_What you need to do_: Extract all lines from the data beneath that include the word "PMDB".
┌─ Task inputs
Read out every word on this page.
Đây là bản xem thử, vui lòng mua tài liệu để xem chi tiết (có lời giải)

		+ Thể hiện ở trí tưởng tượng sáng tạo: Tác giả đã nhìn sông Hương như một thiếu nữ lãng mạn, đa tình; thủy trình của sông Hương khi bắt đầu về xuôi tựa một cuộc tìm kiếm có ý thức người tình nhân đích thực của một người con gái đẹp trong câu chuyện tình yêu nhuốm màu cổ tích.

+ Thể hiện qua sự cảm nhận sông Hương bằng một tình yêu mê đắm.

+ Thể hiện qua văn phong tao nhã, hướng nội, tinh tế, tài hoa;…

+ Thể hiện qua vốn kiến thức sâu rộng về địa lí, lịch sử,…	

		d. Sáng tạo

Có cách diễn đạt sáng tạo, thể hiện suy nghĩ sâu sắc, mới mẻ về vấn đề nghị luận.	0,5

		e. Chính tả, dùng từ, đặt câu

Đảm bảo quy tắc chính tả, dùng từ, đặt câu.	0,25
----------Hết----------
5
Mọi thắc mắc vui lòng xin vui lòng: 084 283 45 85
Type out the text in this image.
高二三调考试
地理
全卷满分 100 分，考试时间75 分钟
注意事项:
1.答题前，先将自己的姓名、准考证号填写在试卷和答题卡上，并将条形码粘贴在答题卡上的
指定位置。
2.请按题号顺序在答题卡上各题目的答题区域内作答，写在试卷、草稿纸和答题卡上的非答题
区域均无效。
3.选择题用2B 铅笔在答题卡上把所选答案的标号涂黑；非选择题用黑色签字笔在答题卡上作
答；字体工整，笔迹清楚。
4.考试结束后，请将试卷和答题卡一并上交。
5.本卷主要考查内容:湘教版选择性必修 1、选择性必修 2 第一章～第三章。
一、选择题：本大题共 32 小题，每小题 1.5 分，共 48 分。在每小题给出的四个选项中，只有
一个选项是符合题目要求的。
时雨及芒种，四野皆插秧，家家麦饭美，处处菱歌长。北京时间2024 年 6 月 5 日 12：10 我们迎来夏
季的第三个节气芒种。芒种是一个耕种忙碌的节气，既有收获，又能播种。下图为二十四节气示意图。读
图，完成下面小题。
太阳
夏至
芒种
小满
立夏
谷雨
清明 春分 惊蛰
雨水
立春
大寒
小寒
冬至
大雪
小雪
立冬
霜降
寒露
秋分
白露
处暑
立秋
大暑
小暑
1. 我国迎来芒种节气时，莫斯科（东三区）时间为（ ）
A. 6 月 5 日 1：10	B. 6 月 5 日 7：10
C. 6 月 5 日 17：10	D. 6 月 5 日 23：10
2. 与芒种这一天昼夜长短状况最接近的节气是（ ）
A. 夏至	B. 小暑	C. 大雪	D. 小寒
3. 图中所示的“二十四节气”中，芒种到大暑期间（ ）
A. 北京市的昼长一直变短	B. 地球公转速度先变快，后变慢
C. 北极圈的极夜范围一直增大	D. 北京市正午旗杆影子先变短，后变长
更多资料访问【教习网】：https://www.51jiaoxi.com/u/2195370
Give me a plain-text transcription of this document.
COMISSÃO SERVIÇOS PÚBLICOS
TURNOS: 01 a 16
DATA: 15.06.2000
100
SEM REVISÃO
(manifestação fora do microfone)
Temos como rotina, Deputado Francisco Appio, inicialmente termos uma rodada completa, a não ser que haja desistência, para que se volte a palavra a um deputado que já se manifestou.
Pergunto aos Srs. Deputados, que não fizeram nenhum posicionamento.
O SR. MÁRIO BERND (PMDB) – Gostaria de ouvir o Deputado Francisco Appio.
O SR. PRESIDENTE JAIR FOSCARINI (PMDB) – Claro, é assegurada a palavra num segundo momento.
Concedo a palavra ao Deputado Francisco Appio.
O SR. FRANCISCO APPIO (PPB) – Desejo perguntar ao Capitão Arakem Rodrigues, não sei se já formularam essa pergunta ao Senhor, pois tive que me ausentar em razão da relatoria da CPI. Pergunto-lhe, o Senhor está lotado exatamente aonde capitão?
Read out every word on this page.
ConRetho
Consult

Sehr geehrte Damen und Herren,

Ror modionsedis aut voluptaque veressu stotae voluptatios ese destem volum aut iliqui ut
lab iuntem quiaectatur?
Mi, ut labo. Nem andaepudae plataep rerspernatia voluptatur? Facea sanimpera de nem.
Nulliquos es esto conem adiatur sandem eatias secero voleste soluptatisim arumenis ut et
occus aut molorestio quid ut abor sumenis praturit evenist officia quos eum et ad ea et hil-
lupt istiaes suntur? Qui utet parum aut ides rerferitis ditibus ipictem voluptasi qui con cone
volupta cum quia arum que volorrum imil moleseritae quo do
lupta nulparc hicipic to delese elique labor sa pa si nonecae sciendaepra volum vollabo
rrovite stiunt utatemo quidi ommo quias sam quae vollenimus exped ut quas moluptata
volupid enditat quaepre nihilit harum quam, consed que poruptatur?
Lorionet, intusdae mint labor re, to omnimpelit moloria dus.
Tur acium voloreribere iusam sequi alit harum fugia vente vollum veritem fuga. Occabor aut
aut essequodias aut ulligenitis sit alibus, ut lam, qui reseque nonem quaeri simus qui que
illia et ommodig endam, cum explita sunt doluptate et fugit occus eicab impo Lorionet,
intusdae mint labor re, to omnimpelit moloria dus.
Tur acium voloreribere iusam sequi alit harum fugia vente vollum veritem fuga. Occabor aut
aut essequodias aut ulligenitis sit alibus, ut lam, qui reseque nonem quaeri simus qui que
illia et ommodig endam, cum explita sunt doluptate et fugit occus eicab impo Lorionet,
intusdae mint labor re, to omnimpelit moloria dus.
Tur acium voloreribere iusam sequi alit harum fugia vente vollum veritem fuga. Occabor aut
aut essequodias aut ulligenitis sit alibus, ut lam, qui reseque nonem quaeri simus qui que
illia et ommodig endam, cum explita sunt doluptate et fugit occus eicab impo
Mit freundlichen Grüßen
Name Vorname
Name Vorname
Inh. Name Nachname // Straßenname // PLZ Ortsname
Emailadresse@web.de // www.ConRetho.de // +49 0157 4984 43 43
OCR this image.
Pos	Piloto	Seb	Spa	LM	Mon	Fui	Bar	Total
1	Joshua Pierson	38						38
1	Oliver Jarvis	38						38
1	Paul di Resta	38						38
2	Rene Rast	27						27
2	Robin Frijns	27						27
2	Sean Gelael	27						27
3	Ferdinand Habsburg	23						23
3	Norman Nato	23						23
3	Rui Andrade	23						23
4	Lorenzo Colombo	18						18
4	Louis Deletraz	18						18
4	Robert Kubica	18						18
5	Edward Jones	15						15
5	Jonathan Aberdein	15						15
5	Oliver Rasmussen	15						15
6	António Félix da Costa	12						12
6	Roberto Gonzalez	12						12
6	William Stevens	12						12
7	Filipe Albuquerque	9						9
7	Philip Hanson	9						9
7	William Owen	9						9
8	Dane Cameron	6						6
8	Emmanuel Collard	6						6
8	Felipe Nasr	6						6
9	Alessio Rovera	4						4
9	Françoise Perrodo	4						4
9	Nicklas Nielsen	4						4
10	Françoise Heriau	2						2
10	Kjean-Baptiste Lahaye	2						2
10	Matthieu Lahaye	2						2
└─
_Reply_:
O SR. MÁRIO BERND (PMDB) – Gostaria de ouvir o Deputado Francisco Appio.
O SR. PRESIDENTE JAIR FOSCARINI (PMDB) – Claro, é assegurada a palavra num segundo momento.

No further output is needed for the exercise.